Requirements
Please reproduce the data below line for line, keeping every character unchanged.

************

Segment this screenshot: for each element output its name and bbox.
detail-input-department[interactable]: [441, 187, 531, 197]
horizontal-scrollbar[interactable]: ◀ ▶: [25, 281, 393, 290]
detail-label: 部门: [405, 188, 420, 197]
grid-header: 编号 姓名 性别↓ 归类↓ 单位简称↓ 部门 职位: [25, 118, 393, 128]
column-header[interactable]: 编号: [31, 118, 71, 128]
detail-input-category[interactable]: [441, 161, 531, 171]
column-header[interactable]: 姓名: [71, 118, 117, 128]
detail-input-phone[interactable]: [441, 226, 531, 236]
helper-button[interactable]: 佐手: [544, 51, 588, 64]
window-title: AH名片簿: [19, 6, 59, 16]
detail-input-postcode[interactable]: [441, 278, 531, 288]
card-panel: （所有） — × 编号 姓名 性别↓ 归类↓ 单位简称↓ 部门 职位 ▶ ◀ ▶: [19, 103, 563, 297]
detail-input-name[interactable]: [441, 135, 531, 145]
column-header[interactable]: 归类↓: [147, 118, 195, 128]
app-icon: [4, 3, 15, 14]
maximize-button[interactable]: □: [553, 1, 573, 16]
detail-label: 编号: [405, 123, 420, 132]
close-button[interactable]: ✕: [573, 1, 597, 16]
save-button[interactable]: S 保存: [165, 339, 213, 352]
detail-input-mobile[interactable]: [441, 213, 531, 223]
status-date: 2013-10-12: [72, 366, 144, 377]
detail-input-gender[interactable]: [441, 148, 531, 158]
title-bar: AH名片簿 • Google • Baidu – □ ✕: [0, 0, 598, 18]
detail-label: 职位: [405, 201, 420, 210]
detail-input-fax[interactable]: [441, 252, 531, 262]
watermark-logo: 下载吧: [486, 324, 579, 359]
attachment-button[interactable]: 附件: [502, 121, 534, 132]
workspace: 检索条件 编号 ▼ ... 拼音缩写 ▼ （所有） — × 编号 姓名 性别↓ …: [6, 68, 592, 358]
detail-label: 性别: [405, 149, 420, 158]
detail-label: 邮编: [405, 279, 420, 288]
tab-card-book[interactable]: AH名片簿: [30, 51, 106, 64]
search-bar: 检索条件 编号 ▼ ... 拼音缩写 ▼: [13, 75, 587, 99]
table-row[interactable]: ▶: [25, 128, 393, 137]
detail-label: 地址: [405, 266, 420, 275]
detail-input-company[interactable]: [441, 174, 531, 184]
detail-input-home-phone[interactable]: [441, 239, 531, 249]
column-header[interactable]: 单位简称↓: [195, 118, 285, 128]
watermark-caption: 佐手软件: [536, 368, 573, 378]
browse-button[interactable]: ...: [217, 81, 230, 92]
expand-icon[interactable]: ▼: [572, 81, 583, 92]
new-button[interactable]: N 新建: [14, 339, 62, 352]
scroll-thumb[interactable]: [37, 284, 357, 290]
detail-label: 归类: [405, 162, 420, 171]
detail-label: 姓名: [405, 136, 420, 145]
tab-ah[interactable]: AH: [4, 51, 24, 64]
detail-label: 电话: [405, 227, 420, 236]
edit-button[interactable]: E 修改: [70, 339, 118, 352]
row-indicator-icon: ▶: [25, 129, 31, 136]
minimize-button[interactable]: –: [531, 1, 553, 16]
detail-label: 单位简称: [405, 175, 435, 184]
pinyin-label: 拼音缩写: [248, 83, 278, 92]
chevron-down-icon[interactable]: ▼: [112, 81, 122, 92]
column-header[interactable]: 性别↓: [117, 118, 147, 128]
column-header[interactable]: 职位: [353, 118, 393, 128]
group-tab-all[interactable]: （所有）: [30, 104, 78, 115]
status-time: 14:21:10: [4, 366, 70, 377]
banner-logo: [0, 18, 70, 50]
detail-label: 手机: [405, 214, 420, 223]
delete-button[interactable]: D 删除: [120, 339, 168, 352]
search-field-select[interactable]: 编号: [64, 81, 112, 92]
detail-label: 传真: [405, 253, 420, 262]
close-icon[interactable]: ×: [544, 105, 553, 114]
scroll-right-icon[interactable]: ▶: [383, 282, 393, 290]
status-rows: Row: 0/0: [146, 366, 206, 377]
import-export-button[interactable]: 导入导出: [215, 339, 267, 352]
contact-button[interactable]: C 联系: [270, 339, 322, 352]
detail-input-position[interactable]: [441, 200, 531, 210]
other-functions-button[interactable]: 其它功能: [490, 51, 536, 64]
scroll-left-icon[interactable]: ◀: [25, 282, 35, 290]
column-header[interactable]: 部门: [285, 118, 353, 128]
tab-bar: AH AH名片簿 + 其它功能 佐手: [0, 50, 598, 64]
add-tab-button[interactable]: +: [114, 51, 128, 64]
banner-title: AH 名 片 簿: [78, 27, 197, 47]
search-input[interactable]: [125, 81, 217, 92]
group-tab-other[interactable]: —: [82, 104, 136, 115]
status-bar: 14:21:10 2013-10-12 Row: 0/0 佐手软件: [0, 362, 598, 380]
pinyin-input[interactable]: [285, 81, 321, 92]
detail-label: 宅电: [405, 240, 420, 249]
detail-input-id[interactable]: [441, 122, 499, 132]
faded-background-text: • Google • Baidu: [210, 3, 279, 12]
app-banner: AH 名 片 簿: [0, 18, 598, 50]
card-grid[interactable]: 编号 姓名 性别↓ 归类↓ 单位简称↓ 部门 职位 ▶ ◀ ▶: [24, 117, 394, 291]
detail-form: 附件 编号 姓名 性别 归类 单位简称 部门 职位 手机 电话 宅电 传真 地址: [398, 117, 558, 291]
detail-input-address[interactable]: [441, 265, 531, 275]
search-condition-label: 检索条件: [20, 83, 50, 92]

************

Expected answer
Segment this screenshot: for each element output its name and bbox.
detail-input-department[interactable]: [441, 187, 531, 197]
horizontal-scrollbar[interactable]: ◀ ▶: [25, 281, 393, 290]
detail-label: 部门: [405, 188, 420, 197]
grid-header: 编号 姓名 性别↓ 归类↓ 单位简称↓ 部门 职位: [25, 118, 393, 128]
column-header[interactable]: 编号: [31, 118, 71, 128]
detail-input-category[interactable]: [441, 161, 531, 171]
column-header[interactable]: 姓名: [71, 118, 117, 128]
detail-input-phone[interactable]: [441, 226, 531, 236]
helper-button[interactable]: 佐手: [544, 51, 588, 64]
window-title: AH名片簿: [19, 6, 59, 16]
detail-input-postcode[interactable]: [441, 278, 531, 288]
card-panel: （所有） — × 编号 姓名 性别↓ 归类↓ 单位简称↓ 部门 职位 ▶ ◀ ▶: [19, 103, 563, 297]
detail-input-name[interactable]: [441, 135, 531, 145]
column-header[interactable]: 归类↓: [147, 118, 195, 128]
app-icon: [4, 3, 15, 14]
maximize-button[interactable]: □: [553, 1, 573, 16]
detail-label: 编号: [405, 123, 420, 132]
close-button[interactable]: ✕: [573, 1, 597, 16]
save-button[interactable]: S 保存: [165, 339, 213, 352]
detail-input-mobile[interactable]: [441, 213, 531, 223]
status-date: 2013-10-12: [72, 366, 144, 377]
detail-input-gender[interactable]: [441, 148, 531, 158]
title-bar: AH名片簿 • Google • Baidu – □ ✕: [0, 0, 598, 18]
detail-label: 职位: [405, 201, 420, 210]
detail-input-fax[interactable]: [441, 252, 531, 262]
watermark-logo: 下载吧: [486, 324, 579, 359]
attachment-button[interactable]: 附件: [502, 121, 534, 132]
workspace: 检索条件 编号 ▼ ... 拼音缩写 ▼ （所有） — × 编号 姓名 性别↓ …: [6, 68, 592, 358]
detail-label: 性别: [405, 149, 420, 158]
detail-label: 邮编: [405, 279, 420, 288]
tab-card-book[interactable]: AH名片簿: [30, 51, 106, 64]
search-bar: 检索条件 编号 ▼ ... 拼音缩写 ▼: [13, 75, 587, 99]
table-row[interactable]: ▶: [25, 128, 393, 137]
detail-label: 地址: [405, 266, 420, 275]
detail-input-company[interactable]: [441, 174, 531, 184]
detail-input-home-phone[interactable]: [441, 239, 531, 249]
column-header[interactable]: 单位简称↓: [195, 118, 285, 128]
watermark-caption: 佐手软件: [536, 368, 573, 378]
browse-button[interactable]: ...: [217, 81, 230, 92]
expand-icon[interactable]: ▼: [572, 81, 583, 92]
new-button[interactable]: N 新建: [14, 339, 62, 352]
scroll-thumb[interactable]: [37, 284, 357, 290]
detail-label: 归类: [405, 162, 420, 171]
detail-label: 姓名: [405, 136, 420, 145]
tab-ah[interactable]: AH: [4, 51, 24, 64]
detail-label: 电话: [405, 227, 420, 236]
edit-button[interactable]: E 修改: [70, 339, 118, 352]
row-indicator-icon: ▶: [25, 129, 31, 136]
minimize-button[interactable]: –: [531, 1, 553, 16]
detail-label: 单位简称: [405, 175, 435, 184]
pinyin-label: 拼音缩写: [248, 83, 278, 92]
chevron-down-icon[interactable]: ▼: [112, 81, 122, 92]
column-header[interactable]: 性别↓: [117, 118, 147, 128]
column-header[interactable]: 职位: [353, 118, 393, 128]
group-tab-all[interactable]: （所有）: [30, 104, 78, 115]
status-time: 14:21:10: [4, 366, 70, 377]
banner-logo: [0, 18, 70, 50]
detail-label: 手机: [405, 214, 420, 223]
delete-button[interactable]: D 删除: [120, 339, 168, 352]
search-field-select[interactable]: 编号: [64, 81, 112, 92]
detail-label: 传真: [405, 253, 420, 262]
close-icon[interactable]: ×: [544, 105, 553, 114]
scroll-right-icon[interactable]: ▶: [383, 282, 393, 290]
status-rows: Row: 0/0: [146, 366, 206, 377]
import-export-button[interactable]: 导入导出: [215, 339, 267, 352]
contact-button[interactable]: C 联系: [270, 339, 322, 352]
detail-input-position[interactable]: [441, 200, 531, 210]
other-functions-button[interactable]: 其它功能: [490, 51, 536, 64]
scroll-left-icon[interactable]: ◀: [25, 282, 35, 290]
column-header[interactable]: 部门: [285, 118, 353, 128]
tab-bar: AH AH名片簿 + 其它功能 佐手: [0, 50, 598, 64]
add-tab-button[interactable]: +: [114, 51, 128, 64]
banner-title: AH 名 片 簿: [78, 27, 197, 47]
search-input[interactable]: [125, 81, 217, 92]
group-tab-other[interactable]: —: [82, 104, 136, 115]
status-bar: 14:21:10 2013-10-12 Row: 0/0 佐手软件: [0, 362, 598, 380]
pinyin-input[interactable]: [285, 81, 321, 92]
detail-label: 宅电: [405, 240, 420, 249]
detail-input-id[interactable]: [441, 122, 499, 132]
faded-background-text: • Google • Baidu: [210, 3, 279, 12]
app-banner: AH 名 片 簿: [0, 18, 598, 50]
card-grid[interactable]: 编号 姓名 性别↓ 归类↓ 单位简称↓ 部门 职位 ▶ ◀ ▶: [24, 117, 394, 291]
detail-form: 附件 编号 姓名 性别 归类 单位简称 部门 职位 手机 电话 宅电 传真 地址: [398, 117, 558, 291]
detail-input-address[interactable]: [441, 265, 531, 275]
search-condition-label: 检索条件: [20, 83, 50, 92]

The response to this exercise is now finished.